Begin
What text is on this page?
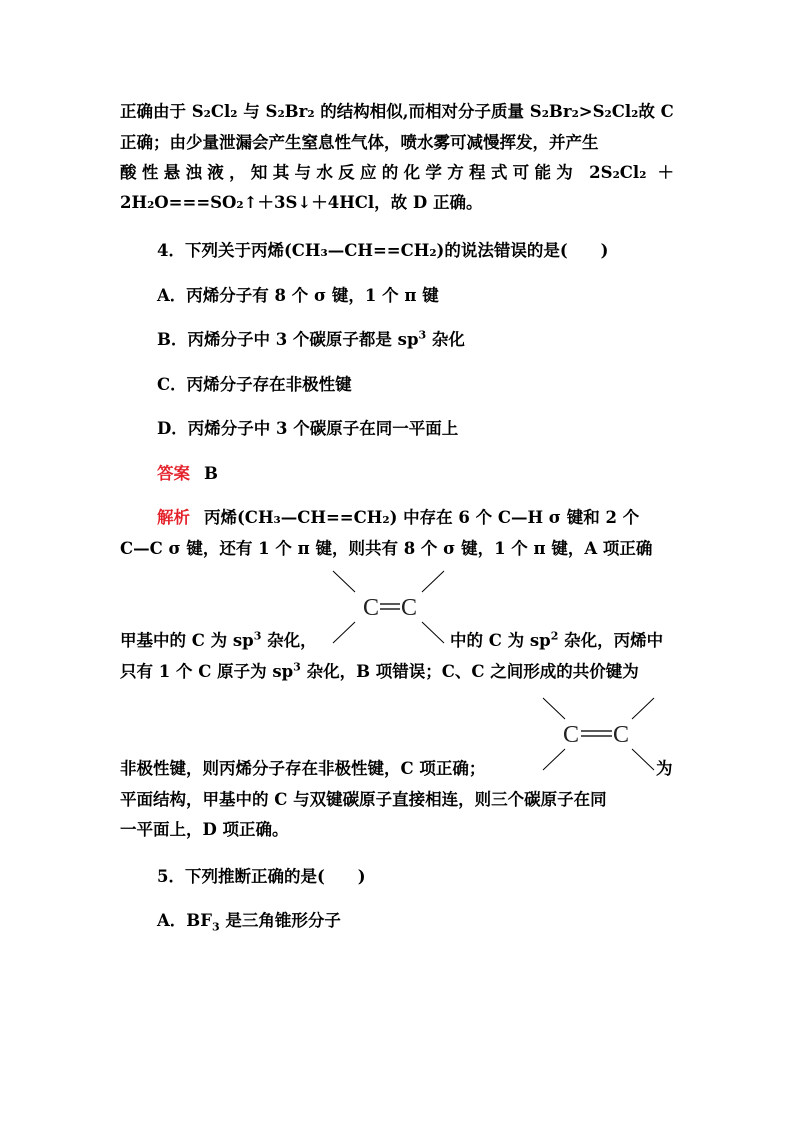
正确由于 S₂Cl₂ 与 S₂Br₂ 的结构相似,而相对分子质量 S₂Br₂>S₂Cl₂故 C
正确；由少量泄漏会产生窒息性气体，喷水雾可减慢挥发，并产生
酸性悬浊液，知其与水反应的化学方程式可能为 2S₂Cl₂ ＋
2H₂O===SO₂↑＋3S↓＋4HCl，故 D 正确。
4．下列关于丙烯(CH₃—CH==CH₂)的说法错误的是(　　)
A．丙烯分子有 8 个 σ 键，1 个 π 键
B．丙烯分子中 3 个碳原子都是 $sp^3$ 杂化
C．丙烯分子存在非极性键
D．丙烯分子中 3 个碳原子在同一平面上
答案 B
解析 丙烯(CH₃—CH==CH₂) 中存在 6 个 C—H σ 键和 2 个
C—C σ 键，还有 1 个 π 键，则共有 8 个 σ 键，1 个 π 键，A 项正确
C C
甲基中的 C 为 $sp^3$ 杂化，	中的 C 为 $sp^2$ 杂化，丙烯中
只有 1 个 C 原子为 $sp^3$ 杂化，B 项错误；C、C 之间形成的共价键为
C C
非极性键，则丙烯分子存在非极性键，C 项正确；	为
平面结构，甲基中的 C 与双键碳原子直接相连，则三个碳原子在同
一平面上，D 项正确。
5．下列推断正确的是(　　)
A．$BF_3$ 是三角锥形分子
End
Retype all entries exactly as they appear, dropping the images.

What text is on this page?
正确由于 S₂Cl₂ 与 S₂Br₂ 的结构相似,而相对分子质量 S₂Br₂>S₂Cl₂故 C
正确；由少量泄漏会产生窒息性气体，喷水雾可减慢挥发，并产生
酸性悬浊液，知其与水反应的化学方程式可能为 2S₂Cl₂ ＋
2H₂O===SO₂↑＋3S↓＋4HCl，故 D 正确。
4．下列关于丙烯(CH₃—CH==CH₂)的说法错误的是(　　)
A．丙烯分子有 8 个 σ 键，1 个 π 键
B．丙烯分子中 3 个碳原子都是 $sp^3$ 杂化
C．丙烯分子存在非极性键
D．丙烯分子中 3 个碳原子在同一平面上
答案 B
解析 丙烯(CH₃—CH==CH₂) 中存在 6 个 C—H σ 键和 2 个
C—C σ 键，还有 1 个 π 键，则共有 8 个 σ 键，1 个 π 键，A 项正确
C C
甲基中的 C 为 $sp^3$ 杂化，	中的 C 为 $sp^2$ 杂化，丙烯中
只有 1 个 C 原子为 $sp^3$ 杂化，B 项错误；C、C 之间形成的共价键为
C C
非极性键，则丙烯分子存在非极性键，C 项正确；	为
平面结构，甲基中的 C 与双键碳原子直接相连，则三个碳原子在同
一平面上，D 项正确。
5．下列推断正确的是(　　)
A．$BF_3$ 是三角锥形分子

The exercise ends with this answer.